● MATERIAL PROVIDED:
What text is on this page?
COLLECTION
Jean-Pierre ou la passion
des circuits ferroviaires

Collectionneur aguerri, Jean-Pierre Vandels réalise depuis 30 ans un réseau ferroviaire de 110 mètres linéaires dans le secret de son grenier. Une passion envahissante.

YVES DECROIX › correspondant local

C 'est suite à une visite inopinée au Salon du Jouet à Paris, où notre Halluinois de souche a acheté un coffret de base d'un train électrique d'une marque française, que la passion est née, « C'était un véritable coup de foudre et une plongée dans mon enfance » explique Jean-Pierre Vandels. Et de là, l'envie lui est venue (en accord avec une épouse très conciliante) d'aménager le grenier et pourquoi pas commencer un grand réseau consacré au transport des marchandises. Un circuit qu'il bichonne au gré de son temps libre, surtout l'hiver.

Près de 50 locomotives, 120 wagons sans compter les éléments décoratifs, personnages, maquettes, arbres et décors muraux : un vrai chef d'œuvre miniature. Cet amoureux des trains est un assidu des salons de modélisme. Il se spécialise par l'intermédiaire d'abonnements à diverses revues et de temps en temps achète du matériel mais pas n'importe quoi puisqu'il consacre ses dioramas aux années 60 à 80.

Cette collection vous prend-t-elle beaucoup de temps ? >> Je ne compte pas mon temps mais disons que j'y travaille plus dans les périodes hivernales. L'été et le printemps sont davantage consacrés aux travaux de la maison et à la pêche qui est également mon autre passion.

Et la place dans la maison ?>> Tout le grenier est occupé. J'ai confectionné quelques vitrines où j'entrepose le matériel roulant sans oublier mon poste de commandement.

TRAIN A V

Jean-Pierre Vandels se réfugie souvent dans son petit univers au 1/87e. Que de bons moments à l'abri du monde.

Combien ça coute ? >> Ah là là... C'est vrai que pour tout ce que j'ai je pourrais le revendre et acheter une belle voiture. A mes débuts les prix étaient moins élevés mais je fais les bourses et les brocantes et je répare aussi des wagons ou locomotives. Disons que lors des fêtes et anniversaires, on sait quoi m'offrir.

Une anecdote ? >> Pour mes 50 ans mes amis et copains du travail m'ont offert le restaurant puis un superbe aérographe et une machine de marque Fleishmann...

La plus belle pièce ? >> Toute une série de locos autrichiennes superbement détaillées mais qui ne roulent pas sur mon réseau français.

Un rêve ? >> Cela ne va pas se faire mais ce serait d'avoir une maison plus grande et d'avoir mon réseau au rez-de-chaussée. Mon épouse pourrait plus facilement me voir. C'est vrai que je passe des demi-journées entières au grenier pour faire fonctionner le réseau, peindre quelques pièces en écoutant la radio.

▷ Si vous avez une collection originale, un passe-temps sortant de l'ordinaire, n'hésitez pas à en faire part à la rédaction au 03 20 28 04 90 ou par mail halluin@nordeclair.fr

● TASK TO COMPLETE: Each line in the material above must be retyped without alteration.

● FINISHED ANSWER:
What text is on this page?
COLLECTION
Jean-Pierre ou la passion
des circuits ferroviaires

Collectionneur aguerri, Jean-Pierre Vandels réalise depuis 30 ans un réseau ferroviaire de 110 mètres linéaires dans le secret de son grenier. Une passion envahissante.

YVES DECROIX › correspondant local

C 'est suite à une visite inopinée au Salon du Jouet à Paris, où notre Halluinois de souche a acheté un coffret de base d'un train électrique d'une marque française, que la passion est née, « C'était un véritable coup de foudre et une plongée dans mon enfance » explique Jean-Pierre Vandels. Et de là, l'envie lui est venue (en accord avec une épouse très conciliante) d'aménager le grenier et pourquoi pas commencer un grand réseau consacré au transport des marchandises. Un circuit qu'il bichonne au gré de son temps libre, surtout l'hiver.

Près de 50 locomotives, 120 wagons sans compter les éléments décoratifs, personnages, maquettes, arbres et décors muraux : un vrai chef d'œuvre miniature. Cet amoureux des trains est un assidu des salons de modélisme. Il se spécialise par l'intermédiaire d'abonnements à diverses revues et de temps en temps achète du matériel mais pas n'importe quoi puisqu'il consacre ses dioramas aux années 60 à 80.

Cette collection vous prend-t-elle beaucoup de temps ? >> Je ne compte pas mon temps mais disons que j'y travaille plus dans les périodes hivernales. L'été et le printemps sont davantage consacrés aux travaux de la maison et à la pêche qui est également mon autre passion.

Et la place dans la maison ?>> Tout le grenier est occupé. J'ai confectionné quelques vitrines où j'entrepose le matériel roulant sans oublier mon poste de commandement.

TRAIN A V

Jean-Pierre Vandels se réfugie souvent dans son petit univers au 1/87e. Que de bons moments à l'abri du monde.

Combien ça coute ? >> Ah là là... C'est vrai que pour tout ce que j'ai je pourrais le revendre et acheter une belle voiture. A mes débuts les prix étaient moins élevés mais je fais les bourses et les brocantes et je répare aussi des wagons ou locomotives. Disons que lors des fêtes et anniversaires, on sait quoi m'offrir.

Une anecdote ? >> Pour mes 50 ans mes amis et copains du travail m'ont offert le restaurant puis un superbe aérographe et une machine de marque Fleishmann...

La plus belle pièce ? >> Toute une série de locos autrichiennes superbement détaillées mais qui ne roulent pas sur mon réseau français.

Un rêve ? >> Cela ne va pas se faire mais ce serait d'avoir une maison plus grande et d'avoir mon réseau au rez-de-chaussée. Mon épouse pourrait plus facilement me voir. C'est vrai que je passe des demi-journées entières au grenier pour faire fonctionner le réseau, peindre quelques pièces en écoutant la radio.

▷ Si vous avez une collection originale, un passe-temps sortant de l'ordinaire, n'hésitez pas à en faire part à la rédaction au 03 20 28 04 90 ou par mail halluin@nordeclair.fr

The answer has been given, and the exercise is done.